Prompt:
Search the records below for the word "Hcrt". Pull out each line that has it.

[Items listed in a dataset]
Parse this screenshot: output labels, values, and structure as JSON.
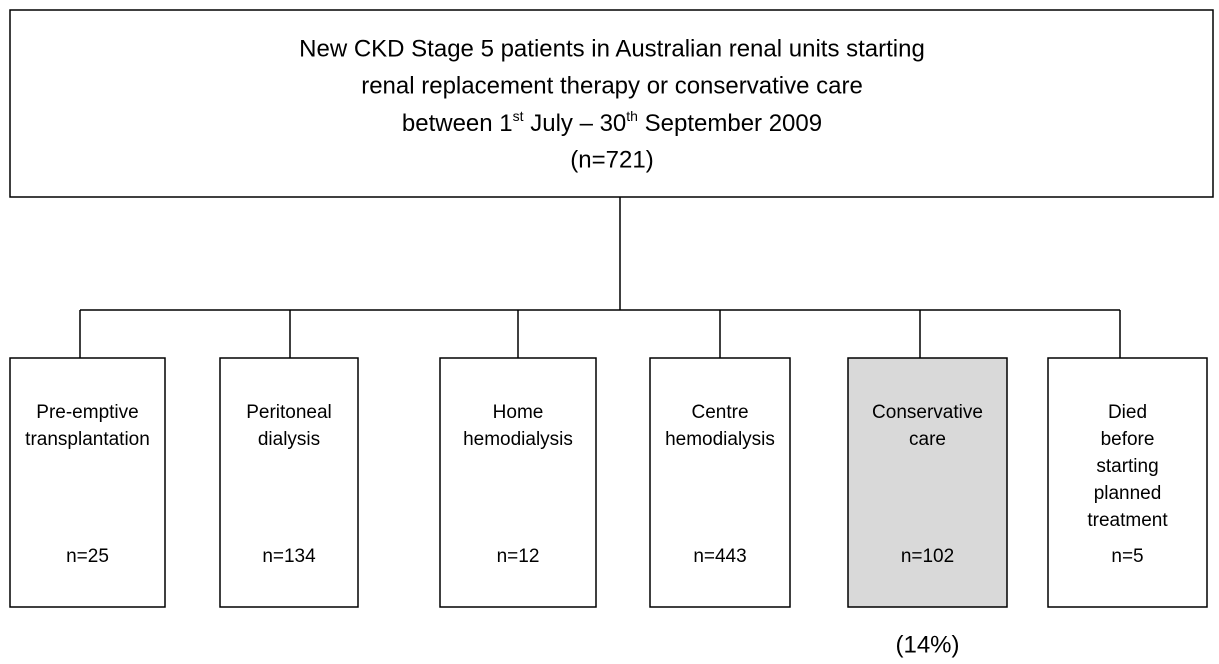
{
  "header": {
    "line1": "New CKD Stage 5 patients in Australian renal units starting",
    "line2": "renal replacement therapy or conservative care",
    "line3": [
      "between 1",
      "st",
      " July – 30",
      "th",
      " September 2009"
    ],
    "count": "(n=721)"
  },
  "nodes": [
    {
      "label": [
        "Pre-emptive",
        "transplantation"
      ],
      "count": "n=25"
    },
    {
      "label": [
        "Peritoneal",
        "dialysis"
      ],
      "count": "n=134"
    },
    {
      "label": [
        "Home",
        "hemodialysis"
      ],
      "count": "n=12"
    },
    {
      "label": [
        "Centre",
        "hemodialysis"
      ],
      "count": "n=443"
    },
    {
      "label": [
        "Conservative",
        "care"
      ],
      "count": "n=102",
      "note": "(14%)"
    },
    {
      "label": [
        "Died",
        "before",
        "starting",
        "planned",
        "treatment"
      ],
      "count": "n=5"
    }
  ]
}
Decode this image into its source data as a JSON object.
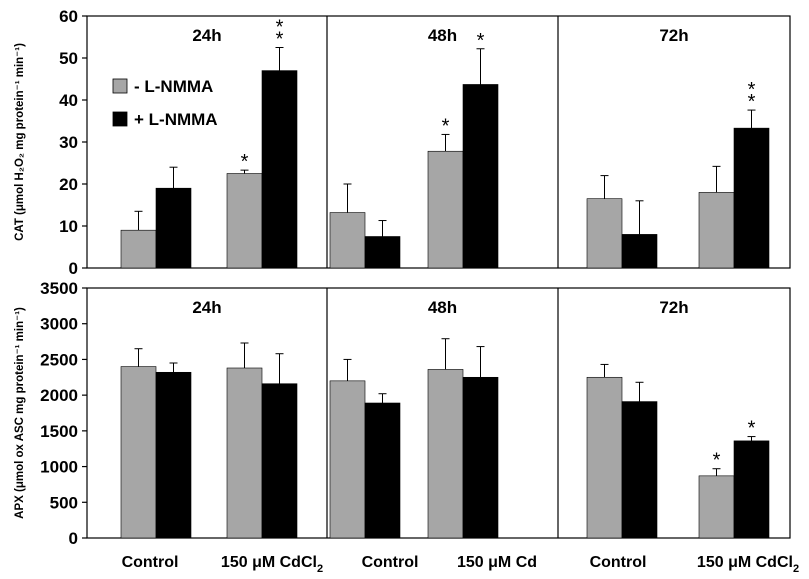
{
  "figure": {
    "x_labels": [
      "Control",
      "150 μM CdCl",
      "Control",
      "150 μM Cd",
      "Control",
      "150 μM CdCl"
    ],
    "x_label_subscripts": [
      "",
      "2",
      "",
      "",
      "",
      "2"
    ]
  },
  "colors": {
    "minus": "#a6a6a6",
    "plus": "#000000",
    "axis": "#000000"
  },
  "chart_data": [
    {
      "type": "bar",
      "ylabel": "CAT (μmol H₂O₂ mg protein⁻¹ min⁻¹)",
      "ylim": [
        0,
        60
      ],
      "yticks": [
        0,
        10,
        20,
        30,
        40,
        50,
        60
      ],
      "legend": {
        "placement": "top-left",
        "entries": [
          "- L-NMMA",
          "+ L-NMMA"
        ]
      },
      "panels": [
        {
          "label": "24h",
          "categories": [
            "Control",
            "150 μM CdCl2"
          ],
          "series": [
            {
              "name": "- L-NMMA",
              "values": [
                9,
                22.5
              ],
              "errors": [
                4.5,
                0.8
              ],
              "marks": [
                "",
                "*"
              ]
            },
            {
              "name": "+ L-NMMA",
              "values": [
                19,
                47
              ],
              "errors": [
                5,
                5.5
              ],
              "marks": [
                "",
                "**"
              ]
            }
          ]
        },
        {
          "label": "48h",
          "categories": [
            "Control",
            "150 μM Cd"
          ],
          "series": [
            {
              "name": "- L-NMMA",
              "values": [
                13.2,
                27.8
              ],
              "errors": [
                6.8,
                4
              ],
              "marks": [
                "",
                "*"
              ]
            },
            {
              "name": "+ L-NMMA",
              "values": [
                7.5,
                43.7
              ],
              "errors": [
                3.8,
                8.5
              ],
              "marks": [
                "",
                "*"
              ]
            }
          ]
        },
        {
          "label": "72h",
          "categories": [
            "Control",
            "150 μM CdCl2"
          ],
          "series": [
            {
              "name": "- L-NMMA",
              "values": [
                16.5,
                18
              ],
              "errors": [
                5.5,
                6.2
              ],
              "marks": [
                "",
                ""
              ]
            },
            {
              "name": "+ L-NMMA",
              "values": [
                8,
                33.3
              ],
              "errors": [
                8,
                4.3
              ],
              "marks": [
                "",
                "**"
              ]
            }
          ]
        }
      ]
    },
    {
      "type": "bar",
      "ylabel": "APX (μmol ox ASC mg protein⁻¹ min⁻¹)",
      "ylim": [
        0,
        3500
      ],
      "yticks": [
        0,
        500,
        1000,
        1500,
        2000,
        2500,
        3000,
        3500
      ],
      "panels": [
        {
          "label": "24h",
          "categories": [
            "Control",
            "150 μM CdCl2"
          ],
          "series": [
            {
              "name": "- L-NMMA",
              "values": [
                2400,
                2380
              ],
              "errors": [
                250,
                350
              ],
              "marks": [
                "",
                ""
              ]
            },
            {
              "name": "+ L-NMMA",
              "values": [
                2320,
                2160
              ],
              "errors": [
                130,
                420
              ],
              "marks": [
                "",
                ""
              ]
            }
          ]
        },
        {
          "label": "48h",
          "categories": [
            "Control",
            "150 μM Cd"
          ],
          "series": [
            {
              "name": "- L-NMMA",
              "values": [
                2200,
                2360
              ],
              "errors": [
                300,
                430
              ],
              "marks": [
                "",
                ""
              ]
            },
            {
              "name": "+ L-NMMA",
              "values": [
                1890,
                2250
              ],
              "errors": [
                130,
                430
              ],
              "marks": [
                "",
                ""
              ]
            }
          ]
        },
        {
          "label": "72h",
          "categories": [
            "Control",
            "150 μM CdCl2"
          ],
          "series": [
            {
              "name": "- L-NMMA",
              "values": [
                2250,
                870
              ],
              "errors": [
                180,
                100
              ],
              "marks": [
                "",
                "*"
              ]
            },
            {
              "name": "+ L-NMMA",
              "values": [
                1910,
                1360
              ],
              "errors": [
                270,
                60
              ],
              "marks": [
                "",
                "*"
              ]
            }
          ]
        }
      ]
    }
  ]
}
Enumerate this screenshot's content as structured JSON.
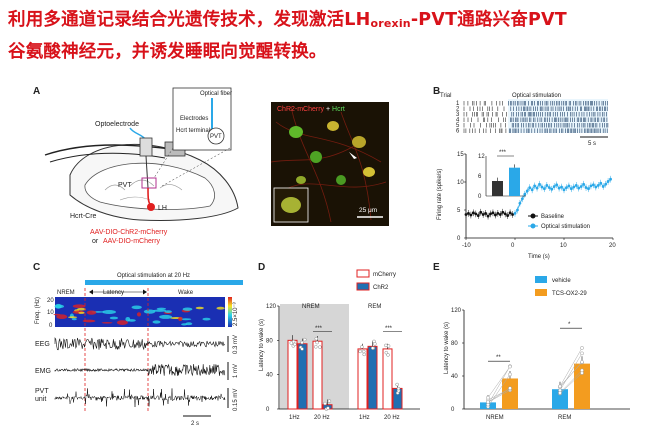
{
  "headline": {
    "line1_pre": "利用多通道记录结合光遗传技术，发现激活LH",
    "line1_sub": "orexin",
    "line1_post": "-PVT通路兴奋PVT",
    "line2": "谷氨酸神经元，并诱发睡眠向觉醒转换。"
  },
  "panel_labels": {
    "a": "A",
    "b": "B",
    "c": "C",
    "d": "D",
    "e": "E"
  },
  "panel_a": {
    "optoelectrode": "Optoelectrode",
    "optical_fiber": "Optical fiber",
    "electrodes": "Electrodes",
    "hcrt_terminals": "Hcrt terminals",
    "pvt_inset": "PVT",
    "pvt": "PVT",
    "lh": "LH",
    "hcrt_cre": "Hcrt-Cre",
    "virus1": "AAV-DIO-ChR2-mCherry",
    "virus_or": "or",
    "virus2": "AAV-DIO-mCherry",
    "micro_title_red": "ChR2-mCherry",
    "micro_title_plus": " + ",
    "micro_title_green": "Hcrt",
    "scale_bar": "25 μm"
  },
  "panel_b": {
    "trial_label": "Trial",
    "trials": [
      "1",
      "2",
      "3",
      "4",
      "5",
      "6"
    ],
    "stim_label": "Optical stimulation",
    "raster_scale": "5 s",
    "inset_sig": "***",
    "legend_baseline": "Baseline",
    "legend_optical": "Optical stimulation",
    "ylabel": "Firing rate (spike/s)",
    "xlabel": "Time (s)"
  },
  "panel_c": {
    "stim_label": "Optical stimulation at 20 Hz",
    "nrem": "NREM",
    "latency": "Latency",
    "wake": "Wake",
    "freq_label": "Freq. (Hz)",
    "freq_ticks": [
      "20",
      "10",
      "0"
    ],
    "colorbar_label": "2.5×10⁻³",
    "eeg": "EEG",
    "emg": "EMG",
    "pvt_unit_line1": "PVT",
    "pvt_unit_line2": "unit",
    "scale_eeg": "0.3 mV",
    "scale_emg": "1 mV",
    "scale_unit": "0.15 mV",
    "time_scale": "2 s"
  },
  "colors": {
    "mcherry": "#e02020",
    "chr2": "#1f6fb2",
    "vehicle": "#2aa8e8",
    "tcs": "#f39c1f",
    "stim_blue": "#2aa8e8",
    "headline_red": "#d8121a"
  },
  "chart_data": [
    {
      "type": "line",
      "title": "",
      "xlabel": "Time (s)",
      "ylabel": "Firing rate (spike/s)",
      "xlim": [
        -10,
        20
      ],
      "ylim": [
        0,
        15
      ],
      "x_ticks": [
        "-10",
        "0",
        "10",
        "20"
      ],
      "y_ticks": [
        "0",
        "5",
        "10",
        "15"
      ],
      "series": [
        {
          "name": "Baseline",
          "x": [
            -10,
            -9.5,
            -9,
            -8.5,
            -8,
            -7.5,
            -7,
            -6.5,
            -6,
            -5.5,
            -5,
            -4.5,
            -4,
            -3.5,
            -3,
            -2.5,
            -2,
            -1.5,
            -1,
            -0.5
          ],
          "values": [
            4.2,
            4.4,
            4.1,
            4.5,
            4.3,
            4.0,
            4.6,
            4.2,
            4.4,
            3.9,
            4.3,
            4.5,
            4.1,
            4.4,
            4.2,
            4.6,
            4.3,
            4.0,
            4.5,
            4.2
          ]
        },
        {
          "name": "Optical stimulation",
          "x": [
            0,
            0.5,
            1,
            1.5,
            2,
            2.5,
            3,
            3.5,
            4,
            4.5,
            5,
            5.5,
            6,
            6.5,
            7,
            7.5,
            8,
            8.5,
            9,
            9.5,
            10,
            10.5,
            11,
            11.5,
            12,
            12.5,
            13,
            13.5,
            14,
            14.5,
            15,
            15.5,
            16,
            16.5,
            17,
            17.5,
            18,
            18.5,
            19,
            19.5
          ],
          "values": [
            4.4,
            5.0,
            6.2,
            7.0,
            7.8,
            8.4,
            9.0,
            8.6,
            9.3,
            8.9,
            9.6,
            9.1,
            8.8,
            9.4,
            9.0,
            8.7,
            9.2,
            9.5,
            8.9,
            9.1,
            8.6,
            9.0,
            9.3,
            8.8,
            9.1,
            9.4,
            8.9,
            9.2,
            9.6,
            9.0,
            8.8,
            9.3,
            9.5,
            9.1,
            9.4,
            9.8,
            9.2,
            9.6,
            10.1,
            10.5
          ]
        }
      ]
    },
    {
      "type": "bar",
      "title": "",
      "categories": [
        "Baseline",
        "Optical stimulation"
      ],
      "values": [
        4.5,
        8.5
      ],
      "ylim": [
        0,
        12
      ],
      "y_ticks": [
        "0",
        "6",
        "12"
      ],
      "significance": "***"
    },
    {
      "type": "bar",
      "title": "",
      "ylabel": "Latency to wake (s)",
      "ylim": [
        0,
        120
      ],
      "y_ticks": [
        "0",
        "40",
        "80",
        "120"
      ],
      "groups": [
        "NREM",
        "REM"
      ],
      "categories": [
        "1Hz",
        "20 Hz",
        "1Hz",
        "20 Hz"
      ],
      "series": [
        {
          "name": "mCherry",
          "values": [
            80,
            79,
            70,
            70
          ]
        },
        {
          "name": "ChR2",
          "values": [
            76,
            5,
            73,
            24
          ]
        }
      ],
      "significance": [
        "***",
        "***"
      ]
    },
    {
      "type": "bar",
      "title": "",
      "ylabel": "Latency to wake (s)",
      "ylim": [
        0,
        120
      ],
      "y_ticks": [
        "0",
        "40",
        "80",
        "120"
      ],
      "categories": [
        "NREM",
        "REM"
      ],
      "series": [
        {
          "name": "vehicle",
          "values": [
            8,
            24
          ]
        },
        {
          "name": "TCS-OX2-29",
          "values": [
            37,
            55
          ]
        }
      ],
      "significance": [
        "**",
        "*"
      ]
    }
  ]
}
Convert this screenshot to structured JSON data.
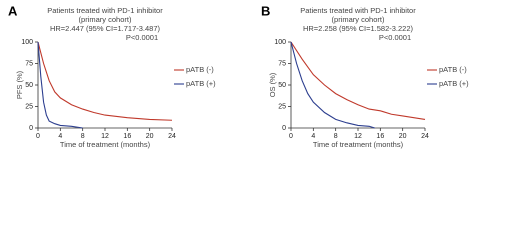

Solution to this exercise:
    "hcrt_terminals": "Hcrt terminals",
    "hcrt_cre": "Hcrt-Cre",
    "micro_title_green": "Hcrt",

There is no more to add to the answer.